In the listing below, locate the lines bearing the word "τινων". Copy every one of them.
[start SUPPLIED RECORDS]
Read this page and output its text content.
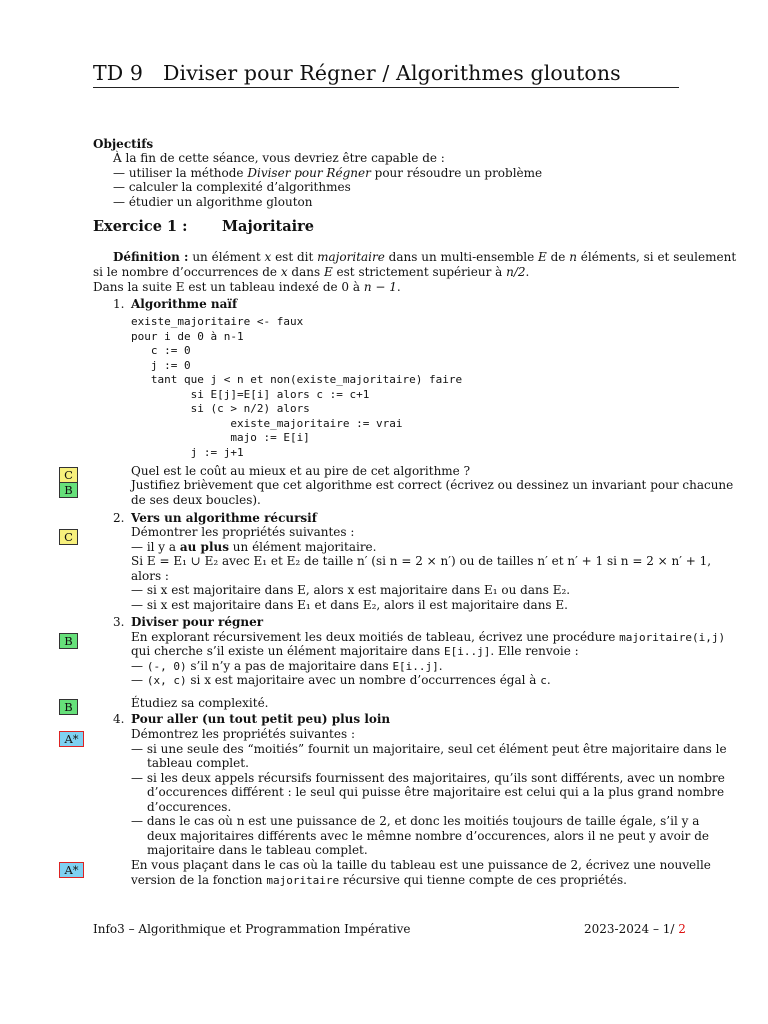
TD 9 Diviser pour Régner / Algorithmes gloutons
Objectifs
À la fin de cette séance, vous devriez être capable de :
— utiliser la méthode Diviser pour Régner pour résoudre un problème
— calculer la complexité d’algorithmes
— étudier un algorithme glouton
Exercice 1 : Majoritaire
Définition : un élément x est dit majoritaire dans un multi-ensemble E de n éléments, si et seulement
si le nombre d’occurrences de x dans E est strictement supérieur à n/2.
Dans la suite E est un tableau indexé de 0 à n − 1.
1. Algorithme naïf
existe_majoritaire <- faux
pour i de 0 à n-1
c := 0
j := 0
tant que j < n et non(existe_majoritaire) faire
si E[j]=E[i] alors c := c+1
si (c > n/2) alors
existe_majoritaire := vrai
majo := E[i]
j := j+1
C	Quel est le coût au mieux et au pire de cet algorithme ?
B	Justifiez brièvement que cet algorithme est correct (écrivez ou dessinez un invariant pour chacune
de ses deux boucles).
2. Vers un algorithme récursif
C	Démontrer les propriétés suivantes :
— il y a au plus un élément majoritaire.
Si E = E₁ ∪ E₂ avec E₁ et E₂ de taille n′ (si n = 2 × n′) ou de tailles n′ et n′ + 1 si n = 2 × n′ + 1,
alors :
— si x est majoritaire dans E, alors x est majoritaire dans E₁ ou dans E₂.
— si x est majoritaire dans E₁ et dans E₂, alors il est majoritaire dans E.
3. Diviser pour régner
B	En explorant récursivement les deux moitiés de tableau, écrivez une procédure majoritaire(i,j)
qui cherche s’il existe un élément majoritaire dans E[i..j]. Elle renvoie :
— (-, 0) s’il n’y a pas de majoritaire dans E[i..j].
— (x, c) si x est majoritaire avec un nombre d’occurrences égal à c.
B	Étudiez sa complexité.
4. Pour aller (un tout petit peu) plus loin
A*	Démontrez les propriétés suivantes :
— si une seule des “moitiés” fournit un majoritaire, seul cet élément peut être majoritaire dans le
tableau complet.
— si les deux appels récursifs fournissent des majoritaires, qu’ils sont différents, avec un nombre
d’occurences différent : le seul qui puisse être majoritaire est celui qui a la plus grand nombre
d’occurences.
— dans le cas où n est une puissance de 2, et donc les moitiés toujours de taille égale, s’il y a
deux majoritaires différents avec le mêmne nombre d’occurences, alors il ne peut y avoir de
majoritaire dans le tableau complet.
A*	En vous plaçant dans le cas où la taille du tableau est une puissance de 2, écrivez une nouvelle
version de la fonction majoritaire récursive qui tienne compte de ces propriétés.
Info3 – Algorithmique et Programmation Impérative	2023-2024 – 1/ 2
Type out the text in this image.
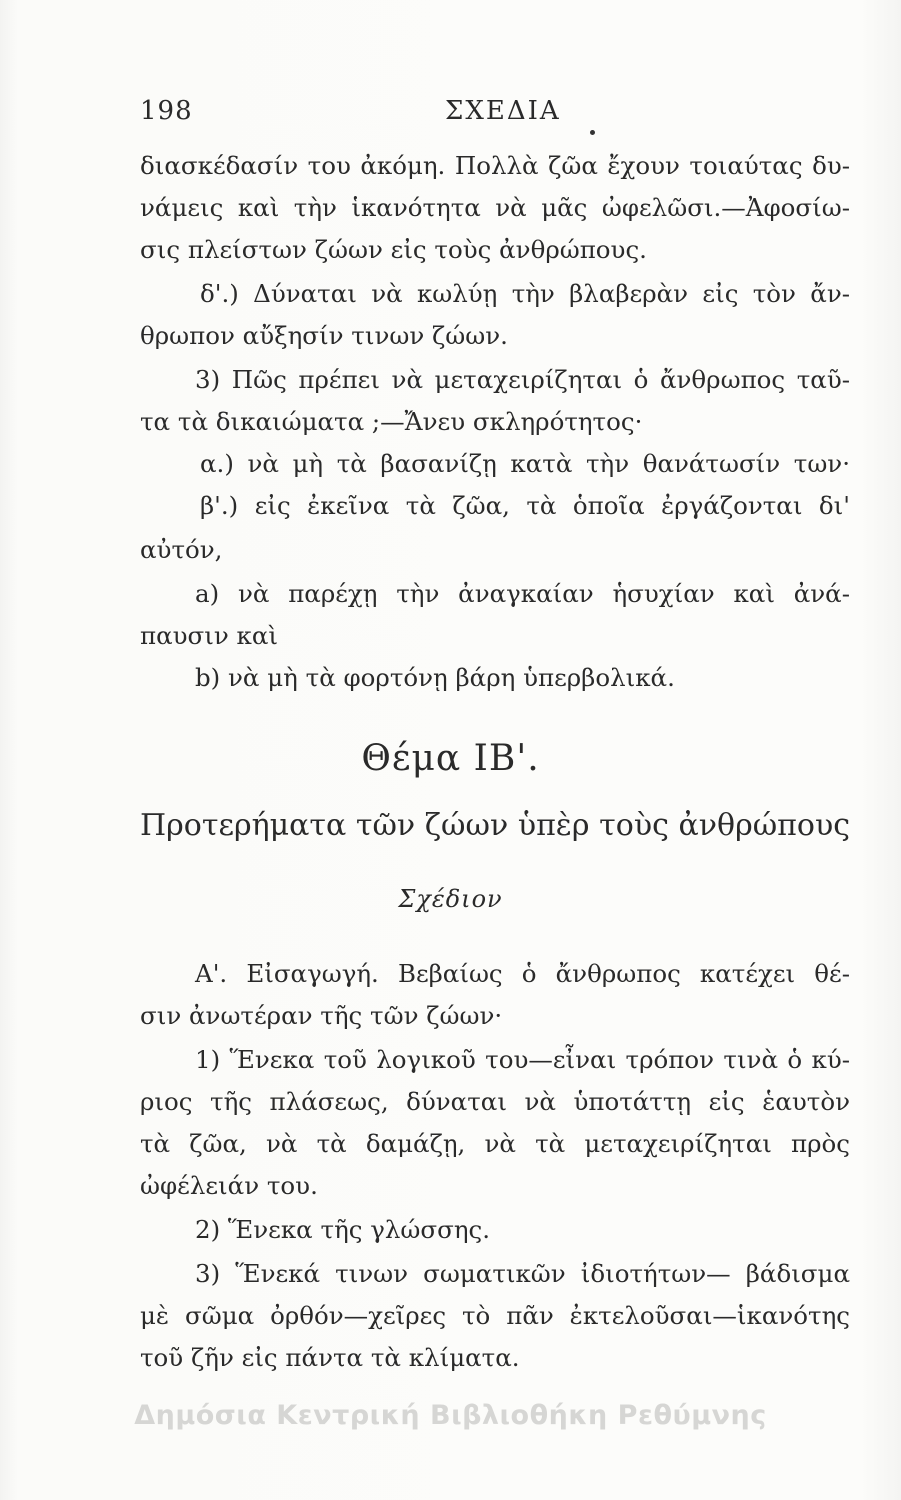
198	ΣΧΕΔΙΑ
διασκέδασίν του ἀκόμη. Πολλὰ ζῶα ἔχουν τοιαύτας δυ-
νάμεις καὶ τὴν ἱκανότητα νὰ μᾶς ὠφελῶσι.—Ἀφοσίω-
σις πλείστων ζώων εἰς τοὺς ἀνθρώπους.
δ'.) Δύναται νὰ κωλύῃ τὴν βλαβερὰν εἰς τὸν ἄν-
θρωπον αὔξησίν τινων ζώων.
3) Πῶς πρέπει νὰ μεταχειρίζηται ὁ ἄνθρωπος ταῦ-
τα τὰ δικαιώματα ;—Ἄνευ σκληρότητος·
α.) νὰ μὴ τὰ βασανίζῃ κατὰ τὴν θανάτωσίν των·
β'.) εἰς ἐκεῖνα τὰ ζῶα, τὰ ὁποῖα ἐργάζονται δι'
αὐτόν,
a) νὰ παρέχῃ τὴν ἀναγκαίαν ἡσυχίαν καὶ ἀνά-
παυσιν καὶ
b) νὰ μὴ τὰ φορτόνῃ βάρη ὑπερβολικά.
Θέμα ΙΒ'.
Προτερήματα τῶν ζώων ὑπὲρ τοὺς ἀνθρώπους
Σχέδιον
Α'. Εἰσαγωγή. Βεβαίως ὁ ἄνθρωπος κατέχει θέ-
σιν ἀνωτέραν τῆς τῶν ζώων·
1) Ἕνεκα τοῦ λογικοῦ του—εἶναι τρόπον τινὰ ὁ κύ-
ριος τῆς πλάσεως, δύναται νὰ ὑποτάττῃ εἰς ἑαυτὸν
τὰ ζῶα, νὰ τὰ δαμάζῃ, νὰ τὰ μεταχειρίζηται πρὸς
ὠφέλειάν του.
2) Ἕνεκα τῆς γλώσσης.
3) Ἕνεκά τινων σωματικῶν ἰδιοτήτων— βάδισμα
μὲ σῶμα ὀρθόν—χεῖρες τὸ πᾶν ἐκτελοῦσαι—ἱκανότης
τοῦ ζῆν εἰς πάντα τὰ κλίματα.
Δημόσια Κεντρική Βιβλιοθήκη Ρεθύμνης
[end SUPPLIED RECORDS]
REPLY:
θρωπον αὔξησίν τινων ζώων.
3) Ἕνεκά τινων σωματικῶν ἰδιοτήτων— βάδισμα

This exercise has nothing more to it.